Copy every line of the data that contains the string "الصيدلة".

__Records for processing__

┌────────

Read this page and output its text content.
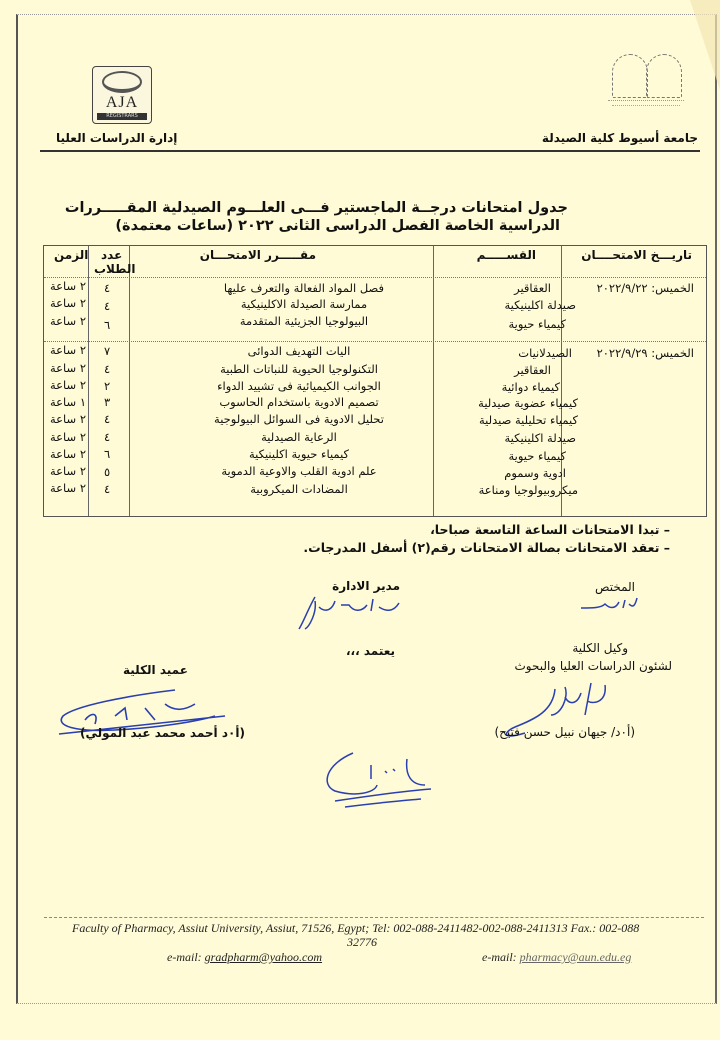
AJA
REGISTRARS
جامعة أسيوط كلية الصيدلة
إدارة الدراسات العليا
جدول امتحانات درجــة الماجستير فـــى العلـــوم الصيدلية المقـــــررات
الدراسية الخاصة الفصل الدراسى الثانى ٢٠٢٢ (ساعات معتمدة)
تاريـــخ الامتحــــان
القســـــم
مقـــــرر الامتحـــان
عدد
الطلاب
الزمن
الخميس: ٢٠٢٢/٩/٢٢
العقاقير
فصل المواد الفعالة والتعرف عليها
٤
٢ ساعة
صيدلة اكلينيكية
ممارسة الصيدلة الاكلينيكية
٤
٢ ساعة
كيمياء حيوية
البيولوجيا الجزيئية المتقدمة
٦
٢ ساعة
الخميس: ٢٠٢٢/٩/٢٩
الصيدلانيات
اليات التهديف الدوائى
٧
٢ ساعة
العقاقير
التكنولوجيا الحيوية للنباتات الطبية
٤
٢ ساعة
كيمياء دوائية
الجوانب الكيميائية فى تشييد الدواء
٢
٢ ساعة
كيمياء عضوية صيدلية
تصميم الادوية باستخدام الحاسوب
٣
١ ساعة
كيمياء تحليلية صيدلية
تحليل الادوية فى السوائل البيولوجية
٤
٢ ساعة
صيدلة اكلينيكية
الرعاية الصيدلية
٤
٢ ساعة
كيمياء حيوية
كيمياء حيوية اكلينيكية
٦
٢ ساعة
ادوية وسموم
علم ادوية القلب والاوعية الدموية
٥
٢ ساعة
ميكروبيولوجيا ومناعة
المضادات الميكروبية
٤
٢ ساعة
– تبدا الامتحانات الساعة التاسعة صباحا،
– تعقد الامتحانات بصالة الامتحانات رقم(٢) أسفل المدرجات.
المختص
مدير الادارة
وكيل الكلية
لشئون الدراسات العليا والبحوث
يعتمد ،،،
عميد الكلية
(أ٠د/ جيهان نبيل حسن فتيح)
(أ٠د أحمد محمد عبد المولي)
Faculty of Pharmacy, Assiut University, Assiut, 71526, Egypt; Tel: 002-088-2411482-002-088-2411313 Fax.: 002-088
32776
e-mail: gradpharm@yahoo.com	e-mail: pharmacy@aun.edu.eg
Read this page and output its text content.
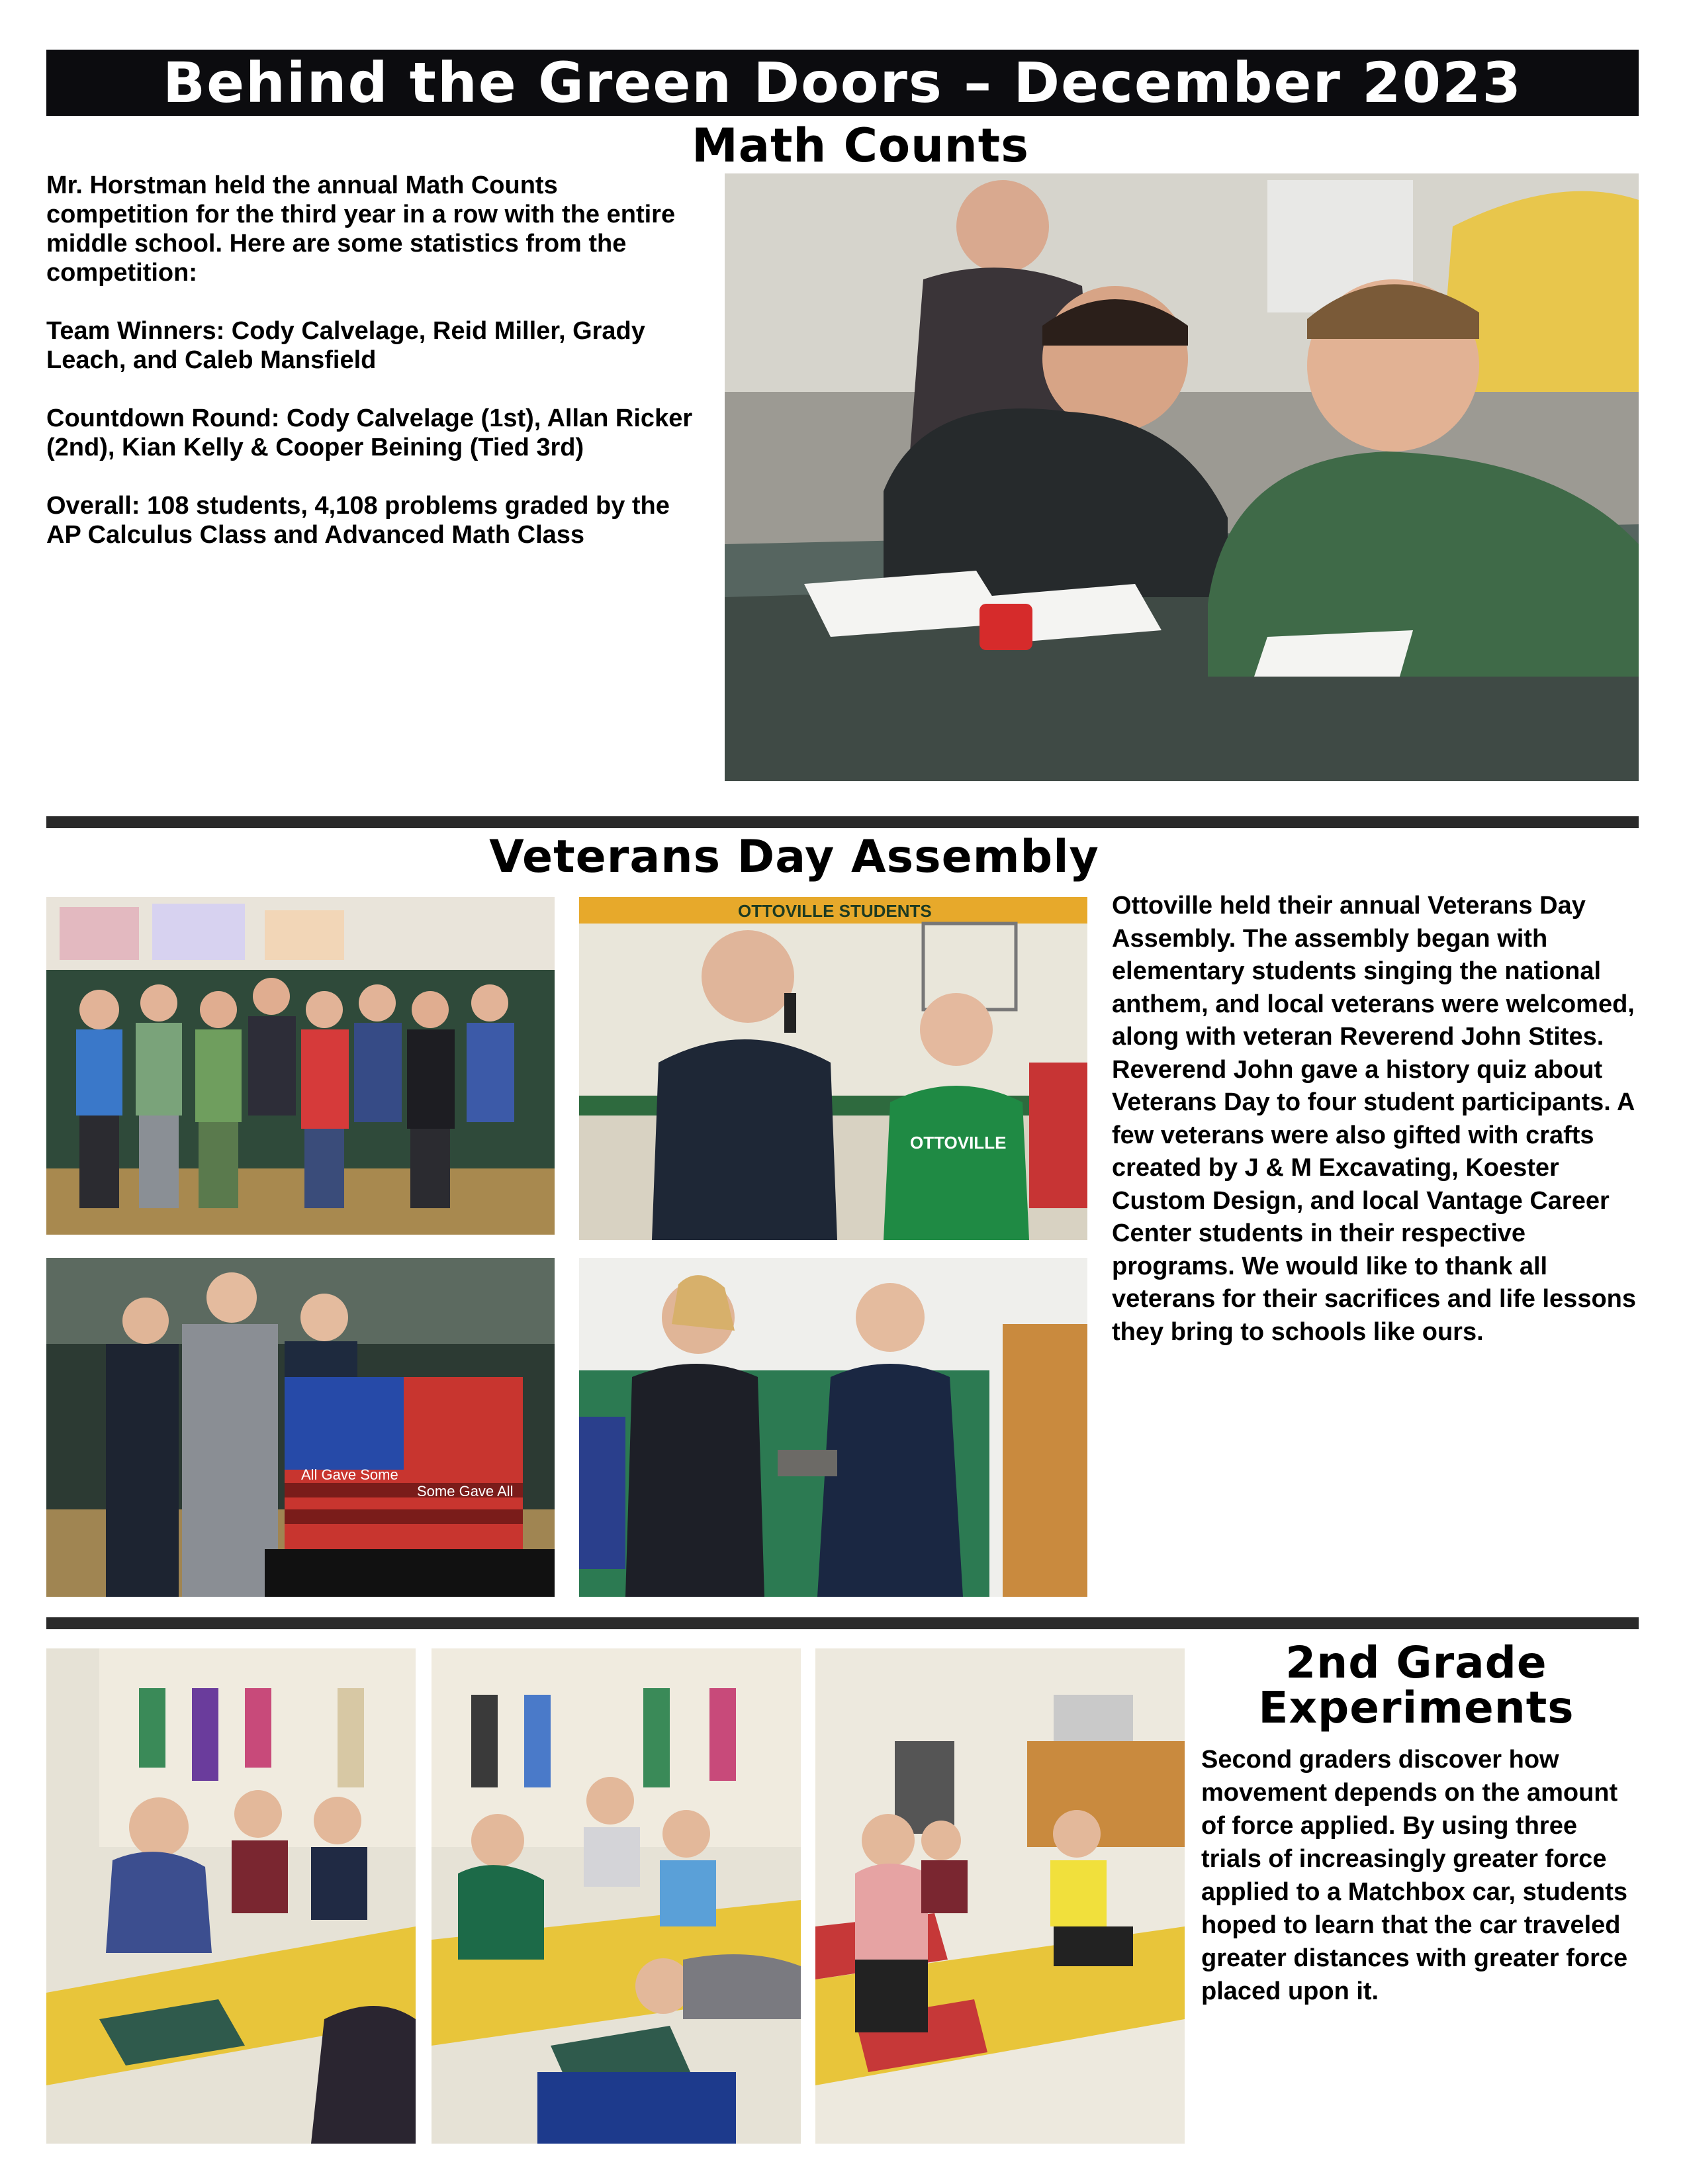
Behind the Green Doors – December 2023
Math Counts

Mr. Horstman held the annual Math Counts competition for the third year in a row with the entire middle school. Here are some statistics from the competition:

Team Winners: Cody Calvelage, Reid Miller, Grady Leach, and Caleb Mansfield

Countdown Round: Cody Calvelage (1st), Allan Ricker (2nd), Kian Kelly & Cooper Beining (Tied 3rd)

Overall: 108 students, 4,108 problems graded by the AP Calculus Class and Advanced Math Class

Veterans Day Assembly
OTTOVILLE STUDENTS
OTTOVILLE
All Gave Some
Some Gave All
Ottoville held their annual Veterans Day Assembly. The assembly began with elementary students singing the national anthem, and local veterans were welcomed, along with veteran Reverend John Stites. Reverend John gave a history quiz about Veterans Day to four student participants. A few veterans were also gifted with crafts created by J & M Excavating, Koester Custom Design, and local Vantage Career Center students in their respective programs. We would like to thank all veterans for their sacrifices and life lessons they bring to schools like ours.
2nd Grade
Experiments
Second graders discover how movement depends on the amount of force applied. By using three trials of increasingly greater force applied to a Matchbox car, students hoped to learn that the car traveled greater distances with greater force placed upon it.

└────────

__Expected answer__
جامعة أسيوط كلية الصيدلة
ممارسة الصيدلة الاكلينيكية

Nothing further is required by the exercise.